Supplied data:
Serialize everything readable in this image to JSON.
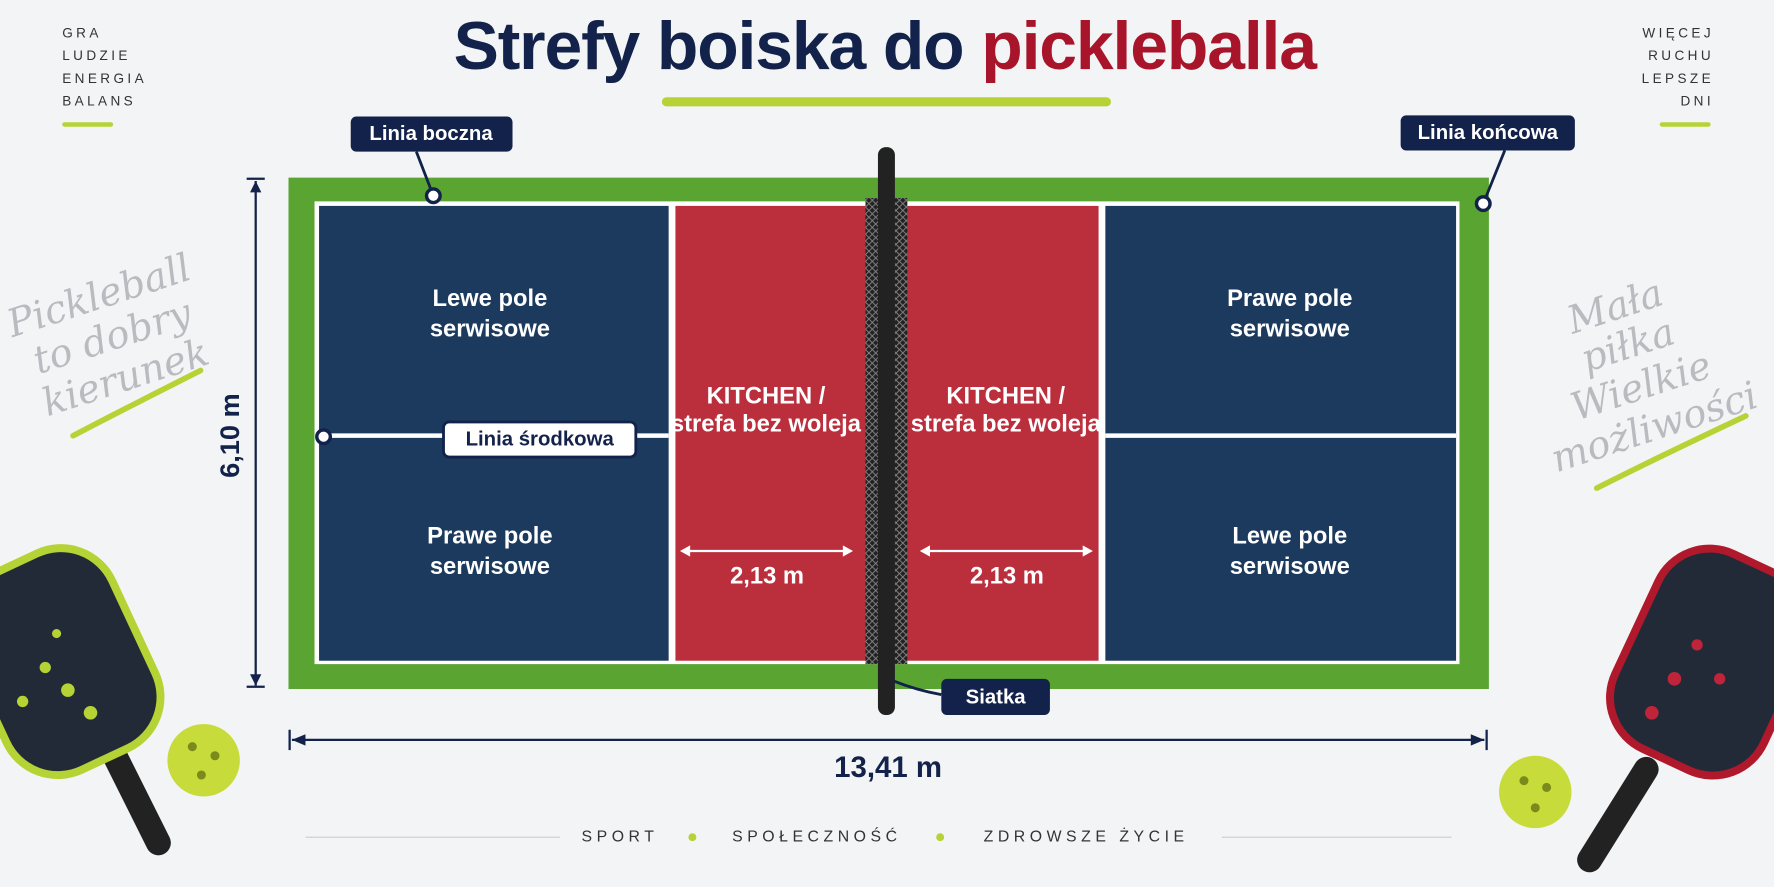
{
  "title": {
    "main": "Strefy boiska do",
    "accent": "pickleballa"
  },
  "corner_left": [
    "GRA",
    "LUDZIE",
    "ENERGIA",
    "BALANS"
  ],
  "corner_right": [
    "WIĘCEJ",
    "RUCHU",
    "LEPSZE",
    "DNI"
  ],
  "script_left": [
    "Pickleball",
    "to dobry",
    "kierunek"
  ],
  "script_right": [
    "Mała",
    "piłka",
    "Wielkie",
    "możliwości"
  ],
  "callouts": {
    "sideline": "Linia boczna",
    "baseline": "Linia końcowa",
    "centerline": "Linia środkowa",
    "net": "Siatka"
  },
  "zones": {
    "left_top": [
      "Lewe pole",
      "serwisowe"
    ],
    "left_bottom": [
      "Prawe pole",
      "serwisowe"
    ],
    "right_top": [
      "Prawe pole",
      "serwisowe"
    ],
    "right_bottom": [
      "Lewe pole",
      "serwisowe"
    ]
  },
  "kitchen": {
    "title": "KITCHEN /",
    "subtitle": "strefa bez woleja",
    "width": "2,13 m"
  },
  "dimensions": {
    "width": "6,10 m",
    "length": "13,41 m"
  },
  "footer": [
    "SPORT",
    "SPOŁECZNOŚĆ",
    "ZDROWSZE ŻYCIE"
  ]
}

Directive:
Pictures are to be left out; repeat all the remaining data exactly.

Right answer:
Serialize everything readable in this image to JSON.
{
  "title": {
    "main": "Strefy boiska do",
    "accent": "pickleballa"
  },
  "corner_left": [
    "GRA",
    "LUDZIE",
    "ENERGIA",
    "BALANS"
  ],
  "corner_right": [
    "WIĘCEJ",
    "RUCHU",
    "LEPSZE",
    "DNI"
  ],
  "script_left": [
    "Pickleball",
    "to dobry",
    "kierunek"
  ],
  "script_right": [
    "Mała",
    "piłka",
    "Wielkie",
    "możliwości"
  ],
  "callouts": {
    "sideline": "Linia boczna",
    "baseline": "Linia końcowa",
    "centerline": "Linia środkowa",
    "net": "Siatka"
  },
  "zones": {
    "left_top": [
      "Lewe pole",
      "serwisowe"
    ],
    "left_bottom": [
      "Prawe pole",
      "serwisowe"
    ],
    "right_top": [
      "Prawe pole",
      "serwisowe"
    ],
    "right_bottom": [
      "Lewe pole",
      "serwisowe"
    ]
  },
  "kitchen": {
    "title": "KITCHEN /",
    "subtitle": "strefa bez woleja",
    "width": "2,13 m"
  },
  "dimensions": {
    "width": "6,10 m",
    "length": "13,41 m"
  },
  "footer": [
    "SPORT",
    "SPOŁECZNOŚĆ",
    "ZDROWSZE ŻYCIE"
  ]
}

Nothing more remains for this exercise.